- EXERCISE PROMPT -
Where a line contains the word "время", copy that line.

begin

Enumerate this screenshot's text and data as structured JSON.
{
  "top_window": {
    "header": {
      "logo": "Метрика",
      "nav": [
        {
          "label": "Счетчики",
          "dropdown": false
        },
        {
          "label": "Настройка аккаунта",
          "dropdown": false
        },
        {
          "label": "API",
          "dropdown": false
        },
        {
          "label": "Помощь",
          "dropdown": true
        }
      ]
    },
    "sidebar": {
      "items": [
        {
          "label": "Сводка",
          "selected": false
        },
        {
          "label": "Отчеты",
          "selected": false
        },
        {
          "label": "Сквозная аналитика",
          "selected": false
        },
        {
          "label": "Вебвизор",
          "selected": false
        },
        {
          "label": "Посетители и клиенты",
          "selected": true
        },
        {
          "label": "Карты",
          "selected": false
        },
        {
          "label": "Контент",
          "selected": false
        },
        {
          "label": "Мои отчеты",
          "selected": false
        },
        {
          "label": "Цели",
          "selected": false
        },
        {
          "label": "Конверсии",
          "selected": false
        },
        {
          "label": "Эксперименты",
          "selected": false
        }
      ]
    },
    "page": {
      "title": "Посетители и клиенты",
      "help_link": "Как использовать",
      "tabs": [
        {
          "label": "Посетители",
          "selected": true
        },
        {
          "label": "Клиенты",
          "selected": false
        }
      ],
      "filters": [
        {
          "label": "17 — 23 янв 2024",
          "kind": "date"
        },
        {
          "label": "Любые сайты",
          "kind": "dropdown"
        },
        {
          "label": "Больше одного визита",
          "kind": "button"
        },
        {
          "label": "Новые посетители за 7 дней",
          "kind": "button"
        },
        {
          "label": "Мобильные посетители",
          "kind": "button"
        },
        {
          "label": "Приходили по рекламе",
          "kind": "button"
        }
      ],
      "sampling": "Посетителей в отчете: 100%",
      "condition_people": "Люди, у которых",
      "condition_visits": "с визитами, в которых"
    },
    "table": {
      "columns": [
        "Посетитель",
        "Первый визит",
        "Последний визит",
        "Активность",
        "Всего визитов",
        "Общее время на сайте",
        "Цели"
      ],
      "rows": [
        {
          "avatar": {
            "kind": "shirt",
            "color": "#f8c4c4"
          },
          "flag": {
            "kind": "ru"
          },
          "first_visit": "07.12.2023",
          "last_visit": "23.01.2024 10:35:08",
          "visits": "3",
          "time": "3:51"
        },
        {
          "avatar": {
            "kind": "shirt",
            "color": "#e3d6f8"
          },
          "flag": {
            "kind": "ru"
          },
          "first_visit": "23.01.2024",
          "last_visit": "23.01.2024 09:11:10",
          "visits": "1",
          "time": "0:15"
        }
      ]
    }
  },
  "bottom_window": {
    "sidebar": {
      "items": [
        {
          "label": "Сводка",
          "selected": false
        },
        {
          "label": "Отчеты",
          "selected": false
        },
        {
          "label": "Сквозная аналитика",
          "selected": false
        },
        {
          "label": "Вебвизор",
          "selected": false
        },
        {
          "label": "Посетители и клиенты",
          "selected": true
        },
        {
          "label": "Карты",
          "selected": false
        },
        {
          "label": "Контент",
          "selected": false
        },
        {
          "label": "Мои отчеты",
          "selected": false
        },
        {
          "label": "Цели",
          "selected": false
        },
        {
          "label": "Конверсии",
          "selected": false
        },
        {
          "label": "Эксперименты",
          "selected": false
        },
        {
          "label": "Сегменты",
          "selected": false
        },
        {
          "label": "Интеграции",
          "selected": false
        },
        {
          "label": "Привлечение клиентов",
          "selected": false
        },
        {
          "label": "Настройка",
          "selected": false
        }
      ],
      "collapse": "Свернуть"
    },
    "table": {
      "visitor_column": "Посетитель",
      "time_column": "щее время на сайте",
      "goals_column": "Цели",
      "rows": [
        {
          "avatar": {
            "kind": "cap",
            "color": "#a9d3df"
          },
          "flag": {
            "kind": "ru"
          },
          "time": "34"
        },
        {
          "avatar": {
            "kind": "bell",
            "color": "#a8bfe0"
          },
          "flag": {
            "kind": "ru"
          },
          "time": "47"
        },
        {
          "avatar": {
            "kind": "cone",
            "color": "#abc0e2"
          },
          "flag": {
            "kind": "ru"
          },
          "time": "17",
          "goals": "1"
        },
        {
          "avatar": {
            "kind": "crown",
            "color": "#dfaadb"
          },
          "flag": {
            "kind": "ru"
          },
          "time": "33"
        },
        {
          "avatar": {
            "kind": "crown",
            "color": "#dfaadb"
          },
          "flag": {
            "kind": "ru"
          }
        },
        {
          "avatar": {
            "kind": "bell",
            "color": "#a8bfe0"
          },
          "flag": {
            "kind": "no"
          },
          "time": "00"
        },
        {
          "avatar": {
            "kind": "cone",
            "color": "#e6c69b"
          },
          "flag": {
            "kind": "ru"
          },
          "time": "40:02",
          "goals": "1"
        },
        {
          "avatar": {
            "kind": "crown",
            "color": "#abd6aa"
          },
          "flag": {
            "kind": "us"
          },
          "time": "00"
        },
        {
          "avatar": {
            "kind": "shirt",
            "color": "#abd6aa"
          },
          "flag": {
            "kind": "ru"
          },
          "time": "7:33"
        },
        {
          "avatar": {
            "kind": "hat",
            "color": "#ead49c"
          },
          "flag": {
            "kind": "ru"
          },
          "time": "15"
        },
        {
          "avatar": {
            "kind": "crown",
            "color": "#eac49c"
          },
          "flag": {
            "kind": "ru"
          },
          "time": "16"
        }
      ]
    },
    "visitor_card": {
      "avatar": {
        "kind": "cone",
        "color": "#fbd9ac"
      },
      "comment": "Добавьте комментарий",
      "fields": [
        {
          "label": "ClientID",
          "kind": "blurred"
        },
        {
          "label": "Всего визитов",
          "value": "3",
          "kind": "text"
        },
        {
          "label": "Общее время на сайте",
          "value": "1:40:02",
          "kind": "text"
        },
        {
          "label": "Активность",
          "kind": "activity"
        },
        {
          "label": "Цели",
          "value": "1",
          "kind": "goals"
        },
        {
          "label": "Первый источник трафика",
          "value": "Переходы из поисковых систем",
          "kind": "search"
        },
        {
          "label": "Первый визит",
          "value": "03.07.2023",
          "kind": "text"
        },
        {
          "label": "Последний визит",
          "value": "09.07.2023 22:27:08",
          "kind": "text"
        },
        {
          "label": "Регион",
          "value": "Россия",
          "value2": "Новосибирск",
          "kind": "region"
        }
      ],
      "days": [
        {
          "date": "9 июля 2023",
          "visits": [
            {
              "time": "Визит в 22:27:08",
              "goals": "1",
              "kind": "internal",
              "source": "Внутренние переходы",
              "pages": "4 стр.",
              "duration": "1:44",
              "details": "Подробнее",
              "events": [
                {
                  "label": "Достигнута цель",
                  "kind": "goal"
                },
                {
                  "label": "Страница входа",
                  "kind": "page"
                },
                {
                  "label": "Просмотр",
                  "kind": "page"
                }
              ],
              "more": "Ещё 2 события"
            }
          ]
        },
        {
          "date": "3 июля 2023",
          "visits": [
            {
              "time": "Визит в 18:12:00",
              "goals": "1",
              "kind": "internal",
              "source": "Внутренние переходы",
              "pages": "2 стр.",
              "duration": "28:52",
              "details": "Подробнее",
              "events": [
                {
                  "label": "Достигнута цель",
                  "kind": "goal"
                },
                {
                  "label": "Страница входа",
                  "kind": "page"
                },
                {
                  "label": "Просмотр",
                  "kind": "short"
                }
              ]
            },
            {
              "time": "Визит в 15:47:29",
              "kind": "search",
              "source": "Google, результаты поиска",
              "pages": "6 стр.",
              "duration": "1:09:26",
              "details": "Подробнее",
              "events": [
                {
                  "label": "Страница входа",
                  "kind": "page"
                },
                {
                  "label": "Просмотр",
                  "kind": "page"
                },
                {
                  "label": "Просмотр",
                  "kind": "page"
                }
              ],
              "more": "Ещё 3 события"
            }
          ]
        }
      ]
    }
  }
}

end

- FULL SOLUTION -
        "Общее время на сайте",
      "time_column": "щее время на сайте",
          "label": "Общее время на сайте",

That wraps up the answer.